STATED PROBLEM -> Locate every line in the records below that contains the word "栗駒企画コンサルタント", and copy each one.

* BEGIN DATASET CONTENT *

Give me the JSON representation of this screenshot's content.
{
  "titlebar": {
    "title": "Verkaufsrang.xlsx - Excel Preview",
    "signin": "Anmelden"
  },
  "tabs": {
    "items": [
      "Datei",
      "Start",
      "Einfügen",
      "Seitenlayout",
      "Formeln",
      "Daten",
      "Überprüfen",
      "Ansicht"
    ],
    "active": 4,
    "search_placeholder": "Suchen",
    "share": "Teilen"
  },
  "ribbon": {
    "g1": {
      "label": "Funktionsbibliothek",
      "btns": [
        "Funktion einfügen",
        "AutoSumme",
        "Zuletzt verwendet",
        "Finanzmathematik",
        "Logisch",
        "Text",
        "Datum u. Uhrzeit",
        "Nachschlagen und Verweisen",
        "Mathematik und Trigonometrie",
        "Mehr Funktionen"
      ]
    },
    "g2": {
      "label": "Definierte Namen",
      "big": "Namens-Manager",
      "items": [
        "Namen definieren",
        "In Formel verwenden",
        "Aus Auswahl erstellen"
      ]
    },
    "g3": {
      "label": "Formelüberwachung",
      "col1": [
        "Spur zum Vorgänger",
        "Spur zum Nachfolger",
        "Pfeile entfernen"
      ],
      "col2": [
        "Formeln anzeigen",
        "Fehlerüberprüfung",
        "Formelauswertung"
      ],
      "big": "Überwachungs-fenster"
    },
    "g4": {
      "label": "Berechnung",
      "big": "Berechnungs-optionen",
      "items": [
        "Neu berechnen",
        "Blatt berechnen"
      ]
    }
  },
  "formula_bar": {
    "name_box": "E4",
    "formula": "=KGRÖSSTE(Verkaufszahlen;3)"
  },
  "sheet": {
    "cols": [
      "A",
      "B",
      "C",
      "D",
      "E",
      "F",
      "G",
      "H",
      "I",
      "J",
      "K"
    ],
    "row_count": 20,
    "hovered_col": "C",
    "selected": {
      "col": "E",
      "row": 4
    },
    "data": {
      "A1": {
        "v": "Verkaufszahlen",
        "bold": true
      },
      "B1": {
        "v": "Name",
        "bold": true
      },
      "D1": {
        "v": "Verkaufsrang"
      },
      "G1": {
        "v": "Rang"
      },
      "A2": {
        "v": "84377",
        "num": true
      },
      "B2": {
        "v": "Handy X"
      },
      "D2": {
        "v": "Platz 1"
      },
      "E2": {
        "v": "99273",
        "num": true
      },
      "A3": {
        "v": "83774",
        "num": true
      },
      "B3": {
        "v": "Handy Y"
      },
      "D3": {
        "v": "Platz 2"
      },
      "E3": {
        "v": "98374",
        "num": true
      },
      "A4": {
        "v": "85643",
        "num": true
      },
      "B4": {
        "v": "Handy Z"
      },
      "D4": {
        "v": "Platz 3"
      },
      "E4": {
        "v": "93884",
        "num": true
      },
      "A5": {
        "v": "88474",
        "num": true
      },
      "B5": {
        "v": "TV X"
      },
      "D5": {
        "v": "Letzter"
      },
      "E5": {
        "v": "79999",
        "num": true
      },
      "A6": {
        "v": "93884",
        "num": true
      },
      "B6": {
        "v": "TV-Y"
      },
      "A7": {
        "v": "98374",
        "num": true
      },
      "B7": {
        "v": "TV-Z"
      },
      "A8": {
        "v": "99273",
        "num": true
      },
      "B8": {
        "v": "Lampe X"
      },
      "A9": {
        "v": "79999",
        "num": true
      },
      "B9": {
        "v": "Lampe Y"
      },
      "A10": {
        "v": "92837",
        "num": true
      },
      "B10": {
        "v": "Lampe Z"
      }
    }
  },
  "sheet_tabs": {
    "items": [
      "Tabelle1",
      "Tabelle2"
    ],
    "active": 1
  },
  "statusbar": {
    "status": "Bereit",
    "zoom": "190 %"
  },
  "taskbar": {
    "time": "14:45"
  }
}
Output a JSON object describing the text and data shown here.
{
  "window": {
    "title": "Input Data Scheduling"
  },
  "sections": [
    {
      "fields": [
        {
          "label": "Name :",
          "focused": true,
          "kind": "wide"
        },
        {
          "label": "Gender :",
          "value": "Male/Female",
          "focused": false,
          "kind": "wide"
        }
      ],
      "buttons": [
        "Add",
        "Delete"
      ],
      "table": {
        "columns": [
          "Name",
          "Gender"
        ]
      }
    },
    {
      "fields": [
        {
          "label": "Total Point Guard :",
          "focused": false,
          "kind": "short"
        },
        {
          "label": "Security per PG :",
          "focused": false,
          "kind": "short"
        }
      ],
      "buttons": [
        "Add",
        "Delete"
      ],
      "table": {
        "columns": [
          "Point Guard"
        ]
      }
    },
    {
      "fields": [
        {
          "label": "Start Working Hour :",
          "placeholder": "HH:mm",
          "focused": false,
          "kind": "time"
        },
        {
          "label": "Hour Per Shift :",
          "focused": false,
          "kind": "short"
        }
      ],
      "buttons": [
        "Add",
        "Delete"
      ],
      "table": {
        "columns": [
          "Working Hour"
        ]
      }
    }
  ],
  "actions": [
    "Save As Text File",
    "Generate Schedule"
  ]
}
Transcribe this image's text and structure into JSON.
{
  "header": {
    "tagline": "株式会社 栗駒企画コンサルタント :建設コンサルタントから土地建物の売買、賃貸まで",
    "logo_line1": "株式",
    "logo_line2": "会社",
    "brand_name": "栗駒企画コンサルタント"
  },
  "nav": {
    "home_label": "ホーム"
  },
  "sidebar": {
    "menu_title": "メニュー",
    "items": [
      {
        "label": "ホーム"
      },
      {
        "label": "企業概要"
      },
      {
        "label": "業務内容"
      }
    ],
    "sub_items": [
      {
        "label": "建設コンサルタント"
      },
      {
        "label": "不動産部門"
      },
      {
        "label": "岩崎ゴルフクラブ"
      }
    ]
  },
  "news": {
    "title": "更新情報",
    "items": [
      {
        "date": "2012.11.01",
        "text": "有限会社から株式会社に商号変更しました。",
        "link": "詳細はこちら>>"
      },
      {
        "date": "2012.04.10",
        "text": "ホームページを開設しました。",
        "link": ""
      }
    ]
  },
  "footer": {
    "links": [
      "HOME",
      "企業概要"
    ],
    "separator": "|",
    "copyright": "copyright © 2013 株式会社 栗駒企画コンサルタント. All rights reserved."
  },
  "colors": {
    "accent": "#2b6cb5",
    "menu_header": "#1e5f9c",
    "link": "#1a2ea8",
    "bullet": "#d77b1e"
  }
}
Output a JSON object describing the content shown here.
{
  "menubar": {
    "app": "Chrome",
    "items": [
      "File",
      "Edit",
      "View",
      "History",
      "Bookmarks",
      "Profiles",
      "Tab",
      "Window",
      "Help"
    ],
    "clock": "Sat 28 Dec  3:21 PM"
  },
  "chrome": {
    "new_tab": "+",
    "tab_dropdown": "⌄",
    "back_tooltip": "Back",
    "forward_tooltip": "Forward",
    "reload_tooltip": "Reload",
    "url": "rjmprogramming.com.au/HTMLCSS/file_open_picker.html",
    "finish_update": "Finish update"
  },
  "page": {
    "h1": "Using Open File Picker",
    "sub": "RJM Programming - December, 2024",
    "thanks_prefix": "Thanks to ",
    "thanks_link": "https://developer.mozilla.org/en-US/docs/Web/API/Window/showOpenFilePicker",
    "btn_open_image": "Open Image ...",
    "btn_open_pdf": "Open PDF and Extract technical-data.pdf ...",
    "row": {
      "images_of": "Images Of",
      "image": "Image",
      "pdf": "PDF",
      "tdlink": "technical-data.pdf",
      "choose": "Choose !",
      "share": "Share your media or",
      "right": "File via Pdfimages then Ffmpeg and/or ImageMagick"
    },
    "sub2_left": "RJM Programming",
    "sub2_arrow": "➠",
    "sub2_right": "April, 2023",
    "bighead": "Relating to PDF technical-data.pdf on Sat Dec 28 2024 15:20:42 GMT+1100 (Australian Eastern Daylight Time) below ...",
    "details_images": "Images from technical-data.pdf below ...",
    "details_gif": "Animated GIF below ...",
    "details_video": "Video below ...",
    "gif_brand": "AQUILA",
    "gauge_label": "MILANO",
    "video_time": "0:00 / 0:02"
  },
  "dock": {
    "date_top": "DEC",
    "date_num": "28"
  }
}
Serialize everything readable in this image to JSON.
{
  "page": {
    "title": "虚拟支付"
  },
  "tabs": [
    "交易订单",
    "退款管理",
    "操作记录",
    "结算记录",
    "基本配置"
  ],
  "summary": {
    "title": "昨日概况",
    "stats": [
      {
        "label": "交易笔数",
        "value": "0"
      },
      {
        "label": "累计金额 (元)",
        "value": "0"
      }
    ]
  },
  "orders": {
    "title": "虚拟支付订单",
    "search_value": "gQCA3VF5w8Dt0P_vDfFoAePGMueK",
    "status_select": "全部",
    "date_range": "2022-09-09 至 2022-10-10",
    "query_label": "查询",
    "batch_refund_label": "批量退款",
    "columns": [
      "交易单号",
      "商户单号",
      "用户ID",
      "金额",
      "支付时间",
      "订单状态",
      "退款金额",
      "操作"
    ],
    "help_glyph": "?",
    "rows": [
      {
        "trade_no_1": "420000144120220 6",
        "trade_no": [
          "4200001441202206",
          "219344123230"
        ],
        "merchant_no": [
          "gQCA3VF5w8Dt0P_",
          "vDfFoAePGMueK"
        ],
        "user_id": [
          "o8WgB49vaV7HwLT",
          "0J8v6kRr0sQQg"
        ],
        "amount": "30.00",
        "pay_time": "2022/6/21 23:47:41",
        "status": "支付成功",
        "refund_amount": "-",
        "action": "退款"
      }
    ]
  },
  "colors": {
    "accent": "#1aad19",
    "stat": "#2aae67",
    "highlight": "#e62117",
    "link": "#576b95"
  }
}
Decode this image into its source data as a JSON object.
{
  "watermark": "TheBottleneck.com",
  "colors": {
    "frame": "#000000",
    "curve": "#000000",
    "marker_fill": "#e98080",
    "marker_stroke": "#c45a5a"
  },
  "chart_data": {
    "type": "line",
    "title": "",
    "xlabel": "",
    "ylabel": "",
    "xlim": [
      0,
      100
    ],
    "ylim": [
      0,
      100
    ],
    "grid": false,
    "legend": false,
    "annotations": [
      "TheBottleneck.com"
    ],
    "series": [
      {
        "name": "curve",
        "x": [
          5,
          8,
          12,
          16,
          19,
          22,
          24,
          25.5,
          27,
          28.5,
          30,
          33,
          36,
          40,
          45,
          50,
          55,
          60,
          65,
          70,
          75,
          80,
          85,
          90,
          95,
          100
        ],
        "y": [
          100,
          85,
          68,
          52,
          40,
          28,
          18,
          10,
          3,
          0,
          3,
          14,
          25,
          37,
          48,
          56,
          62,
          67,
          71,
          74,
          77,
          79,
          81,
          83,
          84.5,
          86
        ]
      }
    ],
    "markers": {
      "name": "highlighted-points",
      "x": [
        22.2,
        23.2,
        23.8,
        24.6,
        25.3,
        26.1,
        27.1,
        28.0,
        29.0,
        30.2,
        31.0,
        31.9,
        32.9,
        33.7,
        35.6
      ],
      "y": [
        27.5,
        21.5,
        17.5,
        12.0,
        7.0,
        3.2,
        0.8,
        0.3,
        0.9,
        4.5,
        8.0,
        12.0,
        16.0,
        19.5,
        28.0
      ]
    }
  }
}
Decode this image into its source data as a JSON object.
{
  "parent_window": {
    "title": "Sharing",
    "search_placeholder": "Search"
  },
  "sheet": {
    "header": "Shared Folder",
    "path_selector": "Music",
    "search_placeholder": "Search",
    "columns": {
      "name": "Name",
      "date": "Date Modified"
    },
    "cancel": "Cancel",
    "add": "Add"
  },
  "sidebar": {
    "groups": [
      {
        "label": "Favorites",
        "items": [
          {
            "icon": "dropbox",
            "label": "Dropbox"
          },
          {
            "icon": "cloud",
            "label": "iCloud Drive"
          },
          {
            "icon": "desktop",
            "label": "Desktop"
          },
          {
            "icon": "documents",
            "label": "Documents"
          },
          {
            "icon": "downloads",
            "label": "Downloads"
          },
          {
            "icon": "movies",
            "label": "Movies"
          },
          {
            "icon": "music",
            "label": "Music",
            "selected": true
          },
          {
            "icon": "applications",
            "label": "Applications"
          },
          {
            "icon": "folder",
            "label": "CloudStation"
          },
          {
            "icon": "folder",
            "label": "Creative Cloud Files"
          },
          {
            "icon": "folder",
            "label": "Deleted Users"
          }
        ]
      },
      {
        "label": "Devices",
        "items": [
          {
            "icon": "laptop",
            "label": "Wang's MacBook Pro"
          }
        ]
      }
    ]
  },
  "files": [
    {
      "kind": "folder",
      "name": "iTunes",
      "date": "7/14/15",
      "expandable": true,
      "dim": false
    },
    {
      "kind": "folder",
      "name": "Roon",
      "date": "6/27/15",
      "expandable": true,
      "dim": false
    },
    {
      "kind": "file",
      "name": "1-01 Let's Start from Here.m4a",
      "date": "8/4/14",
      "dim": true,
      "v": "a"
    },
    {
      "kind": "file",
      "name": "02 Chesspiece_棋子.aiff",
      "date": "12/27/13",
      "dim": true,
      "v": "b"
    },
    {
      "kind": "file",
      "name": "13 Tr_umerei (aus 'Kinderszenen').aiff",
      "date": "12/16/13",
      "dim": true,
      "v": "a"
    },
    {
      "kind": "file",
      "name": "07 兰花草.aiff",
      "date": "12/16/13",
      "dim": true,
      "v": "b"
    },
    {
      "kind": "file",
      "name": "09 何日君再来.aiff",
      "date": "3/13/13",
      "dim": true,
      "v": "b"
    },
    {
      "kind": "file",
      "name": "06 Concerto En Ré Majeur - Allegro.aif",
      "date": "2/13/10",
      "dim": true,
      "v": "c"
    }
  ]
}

* END DATASET CONTENT *

RIGHT ANSWER ->
    "tagline": "株式会社 栗駒企画コンサルタント :建設コンサルタントから土地建物の売買、賃貸まで",
    "brand_name": "栗駒企画コンサルタント"
    "copyright": "copyright © 2013 株式会社 栗駒企画コンサルタント. All rights reserved."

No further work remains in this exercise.